======== Records for this exercise ========

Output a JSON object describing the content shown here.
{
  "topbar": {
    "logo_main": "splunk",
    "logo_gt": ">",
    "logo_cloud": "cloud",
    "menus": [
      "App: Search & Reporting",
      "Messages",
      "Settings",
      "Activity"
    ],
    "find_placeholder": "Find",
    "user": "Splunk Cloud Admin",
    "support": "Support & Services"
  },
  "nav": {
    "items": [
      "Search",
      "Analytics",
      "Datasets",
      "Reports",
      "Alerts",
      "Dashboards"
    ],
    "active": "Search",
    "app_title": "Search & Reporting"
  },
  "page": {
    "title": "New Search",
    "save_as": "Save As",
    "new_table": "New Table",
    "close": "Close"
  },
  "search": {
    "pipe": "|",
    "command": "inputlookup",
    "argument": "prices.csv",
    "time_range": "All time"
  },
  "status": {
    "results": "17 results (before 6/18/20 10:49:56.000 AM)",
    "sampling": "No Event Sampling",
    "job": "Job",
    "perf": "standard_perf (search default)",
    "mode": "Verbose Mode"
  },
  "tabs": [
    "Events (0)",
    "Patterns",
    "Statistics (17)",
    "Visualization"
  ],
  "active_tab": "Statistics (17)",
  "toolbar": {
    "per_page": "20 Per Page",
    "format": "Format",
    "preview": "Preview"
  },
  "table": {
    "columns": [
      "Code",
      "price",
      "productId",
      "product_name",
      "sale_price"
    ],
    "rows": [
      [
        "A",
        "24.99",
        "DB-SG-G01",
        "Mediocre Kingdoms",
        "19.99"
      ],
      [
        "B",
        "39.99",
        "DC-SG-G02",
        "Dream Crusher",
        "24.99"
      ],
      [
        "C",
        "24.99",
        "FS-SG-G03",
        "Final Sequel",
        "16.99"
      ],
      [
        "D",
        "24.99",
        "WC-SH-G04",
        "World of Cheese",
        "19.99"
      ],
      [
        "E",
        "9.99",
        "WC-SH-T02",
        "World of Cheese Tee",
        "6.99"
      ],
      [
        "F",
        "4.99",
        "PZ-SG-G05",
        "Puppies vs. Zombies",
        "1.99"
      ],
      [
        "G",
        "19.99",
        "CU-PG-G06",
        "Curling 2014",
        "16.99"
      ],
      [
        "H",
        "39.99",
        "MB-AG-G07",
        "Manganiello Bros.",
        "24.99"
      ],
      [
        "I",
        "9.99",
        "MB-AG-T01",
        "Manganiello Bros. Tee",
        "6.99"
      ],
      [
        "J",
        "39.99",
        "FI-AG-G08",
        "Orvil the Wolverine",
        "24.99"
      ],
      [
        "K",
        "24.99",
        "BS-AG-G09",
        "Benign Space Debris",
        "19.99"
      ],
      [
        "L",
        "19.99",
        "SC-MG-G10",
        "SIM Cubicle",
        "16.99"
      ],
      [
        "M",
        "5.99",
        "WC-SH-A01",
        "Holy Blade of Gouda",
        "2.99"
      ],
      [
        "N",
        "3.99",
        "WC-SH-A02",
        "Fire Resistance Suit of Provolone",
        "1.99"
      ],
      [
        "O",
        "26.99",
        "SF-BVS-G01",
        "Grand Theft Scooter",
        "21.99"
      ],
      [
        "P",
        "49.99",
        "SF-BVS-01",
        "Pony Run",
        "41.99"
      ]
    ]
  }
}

========

Retype the material in full, character for character.

Output a JSON object describing the content shown here.
{
  "topbar": {
    "logo_main": "splunk",
    "logo_gt": ">",
    "logo_cloud": "cloud",
    "menus": [
      "App: Search & Reporting",
      "Messages",
      "Settings",
      "Activity"
    ],
    "find_placeholder": "Find",
    "user": "Splunk Cloud Admin",
    "support": "Support & Services"
  },
  "nav": {
    "items": [
      "Search",
      "Analytics",
      "Datasets",
      "Reports",
      "Alerts",
      "Dashboards"
    ],
    "active": "Search",
    "app_title": "Search & Reporting"
  },
  "page": {
    "title": "New Search",
    "save_as": "Save As",
    "new_table": "New Table",
    "close": "Close"
  },
  "search": {
    "pipe": "|",
    "command": "inputlookup",
    "argument": "prices.csv",
    "time_range": "All time"
  },
  "status": {
    "results": "17 results (before 6/18/20 10:49:56.000 AM)",
    "sampling": "No Event Sampling",
    "job": "Job",
    "perf": "standard_perf (search default)",
    "mode": "Verbose Mode"
  },
  "tabs": [
    "Events (0)",
    "Patterns",
    "Statistics (17)",
    "Visualization"
  ],
  "active_tab": "Statistics (17)",
  "toolbar": {
    "per_page": "20 Per Page",
    "format": "Format",
    "preview": "Preview"
  },
  "table": {
    "columns": [
      "Code",
      "price",
      "productId",
      "product_name",
      "sale_price"
    ],
    "rows": [
      [
        "A",
        "24.99",
        "DB-SG-G01",
        "Mediocre Kingdoms",
        "19.99"
      ],
      [
        "B",
        "39.99",
        "DC-SG-G02",
        "Dream Crusher",
        "24.99"
      ],
      [
        "C",
        "24.99",
        "FS-SG-G03",
        "Final Sequel",
        "16.99"
      ],
      [
        "D",
        "24.99",
        "WC-SH-G04",
        "World of Cheese",
        "19.99"
      ],
      [
        "E",
        "9.99",
        "WC-SH-T02",
        "World of Cheese Tee",
        "6.99"
      ],
      [
        "F",
        "4.99",
        "PZ-SG-G05",
        "Puppies vs. Zombies",
        "1.99"
      ],
      [
        "G",
        "19.99",
        "CU-PG-G06",
        "Curling 2014",
        "16.99"
      ],
      [
        "H",
        "39.99",
        "MB-AG-G07",
        "Manganiello Bros.",
        "24.99"
      ],
      [
        "I",
        "9.99",
        "MB-AG-T01",
        "Manganiello Bros. Tee",
        "6.99"
      ],
      [
        "J",
        "39.99",
        "FI-AG-G08",
        "Orvil the Wolverine",
        "24.99"
      ],
      [
        "K",
        "24.99",
        "BS-AG-G09",
        "Benign Space Debris",
        "19.99"
      ],
      [
        "L",
        "19.99",
        "SC-MG-G10",
        "SIM Cubicle",
        "16.99"
      ],
      [
        "M",
        "5.99",
        "WC-SH-A01",
        "Holy Blade of Gouda",
        "2.99"
      ],
      [
        "N",
        "3.99",
        "WC-SH-A02",
        "Fire Resistance Suit of Provolone",
        "1.99"
      ],
      [
        "O",
        "26.99",
        "SF-BVS-G01",
        "Grand Theft Scooter",
        "21.99"
      ],
      [
        "P",
        "49.99",
        "SF-BVS-01",
        "Pony Run",
        "41.99"
      ]
    ]
  }
}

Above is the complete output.